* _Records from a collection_
========

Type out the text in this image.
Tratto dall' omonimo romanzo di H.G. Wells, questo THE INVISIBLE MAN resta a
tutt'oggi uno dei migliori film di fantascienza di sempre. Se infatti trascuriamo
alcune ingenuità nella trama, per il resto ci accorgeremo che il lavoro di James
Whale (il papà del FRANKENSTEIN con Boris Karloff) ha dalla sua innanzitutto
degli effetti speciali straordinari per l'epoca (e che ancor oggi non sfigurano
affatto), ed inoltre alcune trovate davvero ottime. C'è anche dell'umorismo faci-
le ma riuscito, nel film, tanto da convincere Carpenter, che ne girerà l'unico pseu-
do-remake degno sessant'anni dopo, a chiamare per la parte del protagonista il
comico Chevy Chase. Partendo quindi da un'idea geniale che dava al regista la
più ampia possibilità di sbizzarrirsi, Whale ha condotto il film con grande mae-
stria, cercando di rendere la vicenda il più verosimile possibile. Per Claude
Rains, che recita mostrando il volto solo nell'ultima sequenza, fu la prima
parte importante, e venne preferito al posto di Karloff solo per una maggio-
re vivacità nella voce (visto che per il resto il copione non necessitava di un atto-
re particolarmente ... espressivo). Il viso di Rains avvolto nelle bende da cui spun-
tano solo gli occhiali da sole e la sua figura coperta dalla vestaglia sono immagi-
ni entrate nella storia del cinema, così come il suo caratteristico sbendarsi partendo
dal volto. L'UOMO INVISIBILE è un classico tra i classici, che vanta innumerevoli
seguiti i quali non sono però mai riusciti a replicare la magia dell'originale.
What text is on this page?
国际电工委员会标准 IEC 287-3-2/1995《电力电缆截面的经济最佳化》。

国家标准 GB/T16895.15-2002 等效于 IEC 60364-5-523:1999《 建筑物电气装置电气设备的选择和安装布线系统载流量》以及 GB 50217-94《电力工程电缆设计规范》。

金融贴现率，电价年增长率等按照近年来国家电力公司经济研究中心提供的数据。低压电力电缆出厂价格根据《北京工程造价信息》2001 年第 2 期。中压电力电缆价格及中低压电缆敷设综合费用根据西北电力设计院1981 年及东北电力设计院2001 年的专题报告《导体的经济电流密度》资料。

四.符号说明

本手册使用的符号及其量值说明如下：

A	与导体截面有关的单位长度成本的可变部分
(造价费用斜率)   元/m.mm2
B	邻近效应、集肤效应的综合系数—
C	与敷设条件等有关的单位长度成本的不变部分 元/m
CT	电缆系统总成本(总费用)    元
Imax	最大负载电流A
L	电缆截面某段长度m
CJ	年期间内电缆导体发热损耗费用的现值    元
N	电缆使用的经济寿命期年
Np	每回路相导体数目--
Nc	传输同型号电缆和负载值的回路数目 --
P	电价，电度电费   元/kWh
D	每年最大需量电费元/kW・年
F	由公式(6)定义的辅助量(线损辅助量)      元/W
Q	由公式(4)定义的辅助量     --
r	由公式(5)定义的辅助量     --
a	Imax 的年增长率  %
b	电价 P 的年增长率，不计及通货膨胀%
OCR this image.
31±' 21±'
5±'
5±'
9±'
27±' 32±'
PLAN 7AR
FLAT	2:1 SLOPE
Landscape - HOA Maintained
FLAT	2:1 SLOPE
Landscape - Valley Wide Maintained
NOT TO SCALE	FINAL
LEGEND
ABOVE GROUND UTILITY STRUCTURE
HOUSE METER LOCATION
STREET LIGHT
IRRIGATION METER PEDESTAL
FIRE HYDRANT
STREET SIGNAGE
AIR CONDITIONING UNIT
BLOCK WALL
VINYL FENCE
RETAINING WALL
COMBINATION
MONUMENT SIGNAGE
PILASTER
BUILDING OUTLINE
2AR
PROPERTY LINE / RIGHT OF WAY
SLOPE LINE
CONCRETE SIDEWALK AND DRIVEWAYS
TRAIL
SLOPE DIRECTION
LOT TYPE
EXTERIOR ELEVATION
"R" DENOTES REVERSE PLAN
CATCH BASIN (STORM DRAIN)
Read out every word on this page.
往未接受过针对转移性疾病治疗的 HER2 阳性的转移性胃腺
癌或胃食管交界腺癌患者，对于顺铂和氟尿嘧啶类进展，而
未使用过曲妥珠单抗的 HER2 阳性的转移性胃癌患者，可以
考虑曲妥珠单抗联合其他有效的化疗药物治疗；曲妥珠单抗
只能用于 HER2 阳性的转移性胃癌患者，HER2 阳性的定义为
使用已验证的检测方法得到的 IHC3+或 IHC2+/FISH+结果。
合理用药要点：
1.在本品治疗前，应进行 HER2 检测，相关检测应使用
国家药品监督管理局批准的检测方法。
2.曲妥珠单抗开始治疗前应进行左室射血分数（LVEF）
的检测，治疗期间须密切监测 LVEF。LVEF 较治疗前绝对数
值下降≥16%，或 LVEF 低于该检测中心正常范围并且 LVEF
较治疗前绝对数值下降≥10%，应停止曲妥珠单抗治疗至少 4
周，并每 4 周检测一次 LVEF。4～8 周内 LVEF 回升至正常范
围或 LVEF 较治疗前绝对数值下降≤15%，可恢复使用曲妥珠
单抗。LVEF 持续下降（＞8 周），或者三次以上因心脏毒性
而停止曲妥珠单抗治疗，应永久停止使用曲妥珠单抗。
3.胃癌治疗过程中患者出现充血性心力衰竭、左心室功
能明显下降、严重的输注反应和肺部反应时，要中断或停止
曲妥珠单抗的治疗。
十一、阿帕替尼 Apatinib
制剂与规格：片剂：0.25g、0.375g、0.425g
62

========

* _Work to do_
The lines to quote run from the one containing "Read out every word on this page." through the final line of the material above; please give them exactly, both ends included, and nothing else.

* _Written reply_
Read out every word on this page.
往未接受过针对转移性疾病治疗的 HER2 阳性的转移性胃腺
癌或胃食管交界腺癌患者，对于顺铂和氟尿嘧啶类进展，而
未使用过曲妥珠单抗的 HER2 阳性的转移性胃癌患者，可以
考虑曲妥珠单抗联合其他有效的化疗药物治疗；曲妥珠单抗
只能用于 HER2 阳性的转移性胃癌患者，HER2 阳性的定义为
使用已验证的检测方法得到的 IHC3+或 IHC2+/FISH+结果。
合理用药要点：
1.在本品治疗前，应进行 HER2 检测，相关检测应使用
国家药品监督管理局批准的检测方法。
2.曲妥珠单抗开始治疗前应进行左室射血分数（LVEF）
的检测，治疗期间须密切监测 LVEF。LVEF 较治疗前绝对数
值下降≥16%，或 LVEF 低于该检测中心正常范围并且 LVEF
较治疗前绝对数值下降≥10%，应停止曲妥珠单抗治疗至少 4
周，并每 4 周检测一次 LVEF。4～8 周内 LVEF 回升至正常范
围或 LVEF 较治疗前绝对数值下降≤15%，可恢复使用曲妥珠
单抗。LVEF 持续下降（＞8 周），或者三次以上因心脏毒性
而停止曲妥珠单抗治疗，应永久停止使用曲妥珠单抗。
3.胃癌治疗过程中患者出现充血性心力衰竭、左心室功
能明显下降、严重的输注反应和肺部反应时，要中断或停止
曲妥珠单抗的治疗。
十一、阿帕替尼 Apatinib
制剂与规格：片剂：0.25g、0.375g、0.425g
62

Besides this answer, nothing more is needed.